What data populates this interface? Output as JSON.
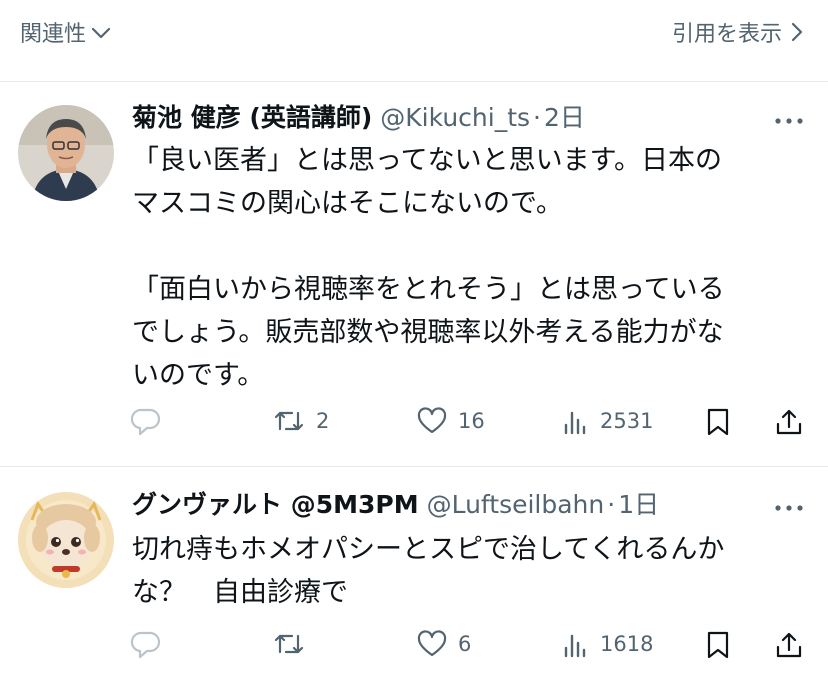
{
  "header": {
    "sort_label": "関連性",
    "quotes_label": "引用を表示"
  },
  "tweets": [
    {
      "display_name": "菊池 健彦 (英語講師)",
      "handle": "@Kikuchi_ts",
      "separator": "·",
      "time": "2日",
      "text": "「良い医者」とは思ってないと思います。日本の\nマスコミの関心はそこにないので。\n\n「面白いから視聴率をとれそう」とは思っている\nでしょう。販売部数や視聴率以外考える能力がな\nいのです。",
      "reply_count": "",
      "retweet_count": "2",
      "like_count": "16",
      "view_count": "2531"
    },
    {
      "display_name": "グンヴァルト @5M3PM",
      "handle": "@Luftseilbahn",
      "separator": "·",
      "time": "1日",
      "text": "切れ痔もホメオパシーとスピで治してくれるんか\nな？　自由診療で",
      "reply_count": "",
      "retweet_count": "",
      "like_count": "6",
      "view_count": "1618"
    }
  ],
  "icons": {
    "sort": "chevron-down-icon",
    "quotes": "chevron-right-icon",
    "more": "more-icon",
    "reply": "reply-icon",
    "retweet": "retweet-icon",
    "like": "heart-icon",
    "views": "views-icon",
    "bookmark": "bookmark-icon",
    "share": "share-icon"
  },
  "colors": {
    "text": "#0f1419",
    "secondary": "#536471",
    "divider": "#e6e9eb",
    "reply_icon": "#b9c4cc"
  }
}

────

# Task to carry out
Every entry above is to be set down exactly; the pictures are to be left out.

# The solution
What data populates this interface? Output as JSON.
{
  "header": {
    "sort_label": "関連性",
    "quotes_label": "引用を表示"
  },
  "tweets": [
    {
      "display_name": "菊池 健彦 (英語講師)",
      "handle": "@Kikuchi_ts",
      "separator": "·",
      "time": "2日",
      "text": "「良い医者」とは思ってないと思います。日本の\nマスコミの関心はそこにないので。\n\n「面白いから視聴率をとれそう」とは思っている\nでしょう。販売部数や視聴率以外考える能力がな\nいのです。",
      "reply_count": "",
      "retweet_count": "2",
      "like_count": "16",
      "view_count": "2531"
    },
    {
      "display_name": "グンヴァルト @5M3PM",
      "handle": "@Luftseilbahn",
      "separator": "·",
      "time": "1日",
      "text": "切れ痔もホメオパシーとスピで治してくれるんか\nな？　自由診療で",
      "reply_count": "",
      "retweet_count": "",
      "like_count": "6",
      "view_count": "1618"
    }
  ],
  "icons": {
    "sort": "chevron-down-icon",
    "quotes": "chevron-right-icon",
    "more": "more-icon",
    "reply": "reply-icon",
    "retweet": "retweet-icon",
    "like": "heart-icon",
    "views": "views-icon",
    "bookmark": "bookmark-icon",
    "share": "share-icon"
  },
  "colors": {
    "text": "#0f1419",
    "secondary": "#536471",
    "divider": "#e6e9eb",
    "reply_icon": "#b9c4cc"
  }
}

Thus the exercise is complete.